Exercise material:
___

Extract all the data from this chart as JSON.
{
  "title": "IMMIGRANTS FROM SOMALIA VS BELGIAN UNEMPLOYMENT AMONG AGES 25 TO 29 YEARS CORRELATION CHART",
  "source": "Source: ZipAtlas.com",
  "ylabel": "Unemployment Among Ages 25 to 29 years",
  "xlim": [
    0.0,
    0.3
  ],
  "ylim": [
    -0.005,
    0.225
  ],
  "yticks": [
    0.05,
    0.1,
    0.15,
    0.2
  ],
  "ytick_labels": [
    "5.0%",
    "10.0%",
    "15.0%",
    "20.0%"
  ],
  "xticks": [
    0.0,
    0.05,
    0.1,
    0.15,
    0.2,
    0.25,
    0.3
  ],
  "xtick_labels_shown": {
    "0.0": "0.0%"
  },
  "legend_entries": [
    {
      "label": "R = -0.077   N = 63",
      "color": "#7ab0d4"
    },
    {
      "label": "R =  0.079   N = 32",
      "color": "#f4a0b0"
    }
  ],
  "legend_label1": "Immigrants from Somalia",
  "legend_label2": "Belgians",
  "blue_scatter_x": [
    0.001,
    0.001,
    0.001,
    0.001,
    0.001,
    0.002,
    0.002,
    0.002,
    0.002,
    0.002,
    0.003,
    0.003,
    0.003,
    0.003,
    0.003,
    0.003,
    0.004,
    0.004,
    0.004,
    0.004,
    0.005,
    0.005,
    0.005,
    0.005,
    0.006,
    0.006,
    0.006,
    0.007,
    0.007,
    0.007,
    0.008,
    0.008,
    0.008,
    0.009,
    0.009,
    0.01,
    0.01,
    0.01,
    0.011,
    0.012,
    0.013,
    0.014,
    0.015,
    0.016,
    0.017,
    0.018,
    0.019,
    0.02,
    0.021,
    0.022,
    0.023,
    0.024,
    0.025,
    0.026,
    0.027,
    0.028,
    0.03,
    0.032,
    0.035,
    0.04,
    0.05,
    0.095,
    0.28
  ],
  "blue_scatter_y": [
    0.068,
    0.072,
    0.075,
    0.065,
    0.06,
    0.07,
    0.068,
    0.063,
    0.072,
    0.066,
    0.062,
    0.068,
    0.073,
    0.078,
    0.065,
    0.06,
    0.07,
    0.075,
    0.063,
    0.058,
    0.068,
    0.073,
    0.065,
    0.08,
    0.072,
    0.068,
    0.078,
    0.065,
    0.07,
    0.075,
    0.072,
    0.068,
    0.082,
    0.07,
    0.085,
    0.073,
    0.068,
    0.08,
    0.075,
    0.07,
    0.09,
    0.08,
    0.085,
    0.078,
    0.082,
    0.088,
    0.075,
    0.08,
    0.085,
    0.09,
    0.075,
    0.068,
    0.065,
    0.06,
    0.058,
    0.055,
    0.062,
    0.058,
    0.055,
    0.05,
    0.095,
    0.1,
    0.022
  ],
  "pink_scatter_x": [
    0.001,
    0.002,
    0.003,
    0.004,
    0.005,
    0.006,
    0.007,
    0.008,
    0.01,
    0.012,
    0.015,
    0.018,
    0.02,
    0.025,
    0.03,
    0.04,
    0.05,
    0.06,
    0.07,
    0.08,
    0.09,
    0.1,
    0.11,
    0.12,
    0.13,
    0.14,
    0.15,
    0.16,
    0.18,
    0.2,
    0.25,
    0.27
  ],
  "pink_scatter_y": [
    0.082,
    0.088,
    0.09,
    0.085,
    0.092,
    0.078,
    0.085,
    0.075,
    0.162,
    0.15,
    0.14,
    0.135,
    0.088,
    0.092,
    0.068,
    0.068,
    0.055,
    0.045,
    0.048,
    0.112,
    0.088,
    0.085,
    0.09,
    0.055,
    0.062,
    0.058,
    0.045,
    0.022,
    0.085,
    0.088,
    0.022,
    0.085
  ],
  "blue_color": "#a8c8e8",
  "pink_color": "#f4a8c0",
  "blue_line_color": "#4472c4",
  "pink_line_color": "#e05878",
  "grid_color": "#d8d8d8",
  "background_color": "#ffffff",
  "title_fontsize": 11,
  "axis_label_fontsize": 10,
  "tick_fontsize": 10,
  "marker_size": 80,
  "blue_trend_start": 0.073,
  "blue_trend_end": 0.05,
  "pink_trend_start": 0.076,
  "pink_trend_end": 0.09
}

___

Work instructions:
Repeat the preceding lines exactly, please, every one of them.

Output:
Extract all the data from this chart as JSON.
{
  "title": "IMMIGRANTS FROM SOMALIA VS BELGIAN UNEMPLOYMENT AMONG AGES 25 TO 29 YEARS CORRELATION CHART",
  "source": "Source: ZipAtlas.com",
  "ylabel": "Unemployment Among Ages 25 to 29 years",
  "xlim": [
    0.0,
    0.3
  ],
  "ylim": [
    -0.005,
    0.225
  ],
  "yticks": [
    0.05,
    0.1,
    0.15,
    0.2
  ],
  "ytick_labels": [
    "5.0%",
    "10.0%",
    "15.0%",
    "20.0%"
  ],
  "xticks": [
    0.0,
    0.05,
    0.1,
    0.15,
    0.2,
    0.25,
    0.3
  ],
  "xtick_labels_shown": {
    "0.0": "0.0%"
  },
  "legend_entries": [
    {
      "label": "R = -0.077   N = 63",
      "color": "#7ab0d4"
    },
    {
      "label": "R =  0.079   N = 32",
      "color": "#f4a0b0"
    }
  ],
  "legend_label1": "Immigrants from Somalia",
  "legend_label2": "Belgians",
  "blue_scatter_x": [
    0.001,
    0.001,
    0.001,
    0.001,
    0.001,
    0.002,
    0.002,
    0.002,
    0.002,
    0.002,
    0.003,
    0.003,
    0.003,
    0.003,
    0.003,
    0.003,
    0.004,
    0.004,
    0.004,
    0.004,
    0.005,
    0.005,
    0.005,
    0.005,
    0.006,
    0.006,
    0.006,
    0.007,
    0.007,
    0.007,
    0.008,
    0.008,
    0.008,
    0.009,
    0.009,
    0.01,
    0.01,
    0.01,
    0.011,
    0.012,
    0.013,
    0.014,
    0.015,
    0.016,
    0.017,
    0.018,
    0.019,
    0.02,
    0.021,
    0.022,
    0.023,
    0.024,
    0.025,
    0.026,
    0.027,
    0.028,
    0.03,
    0.032,
    0.035,
    0.04,
    0.05,
    0.095,
    0.28
  ],
  "blue_scatter_y": [
    0.068,
    0.072,
    0.075,
    0.065,
    0.06,
    0.07,
    0.068,
    0.063,
    0.072,
    0.066,
    0.062,
    0.068,
    0.073,
    0.078,
    0.065,
    0.06,
    0.07,
    0.075,
    0.063,
    0.058,
    0.068,
    0.073,
    0.065,
    0.08,
    0.072,
    0.068,
    0.078,
    0.065,
    0.07,
    0.075,
    0.072,
    0.068,
    0.082,
    0.07,
    0.085,
    0.073,
    0.068,
    0.08,
    0.075,
    0.07,
    0.09,
    0.08,
    0.085,
    0.078,
    0.082,
    0.088,
    0.075,
    0.08,
    0.085,
    0.09,
    0.075,
    0.068,
    0.065,
    0.06,
    0.058,
    0.055,
    0.062,
    0.058,
    0.055,
    0.05,
    0.095,
    0.1,
    0.022
  ],
  "pink_scatter_x": [
    0.001,
    0.002,
    0.003,
    0.004,
    0.005,
    0.006,
    0.007,
    0.008,
    0.01,
    0.012,
    0.015,
    0.018,
    0.02,
    0.025,
    0.03,
    0.04,
    0.05,
    0.06,
    0.07,
    0.08,
    0.09,
    0.1,
    0.11,
    0.12,
    0.13,
    0.14,
    0.15,
    0.16,
    0.18,
    0.2,
    0.25,
    0.27
  ],
  "pink_scatter_y": [
    0.082,
    0.088,
    0.09,
    0.085,
    0.092,
    0.078,
    0.085,
    0.075,
    0.162,
    0.15,
    0.14,
    0.135,
    0.088,
    0.092,
    0.068,
    0.068,
    0.055,
    0.045,
    0.048,
    0.112,
    0.088,
    0.085,
    0.09,
    0.055,
    0.062,
    0.058,
    0.045,
    0.022,
    0.085,
    0.088,
    0.022,
    0.085
  ],
  "blue_color": "#a8c8e8",
  "pink_color": "#f4a8c0",
  "blue_line_color": "#4472c4",
  "pink_line_color": "#e05878",
  "grid_color": "#d8d8d8",
  "background_color": "#ffffff",
  "title_fontsize": 11,
  "axis_label_fontsize": 10,
  "tick_fontsize": 10,
  "marker_size": 80,
  "blue_trend_start": 0.073,
  "blue_trend_end": 0.05,
  "pink_trend_start": 0.076,
  "pink_trend_end": 0.09
}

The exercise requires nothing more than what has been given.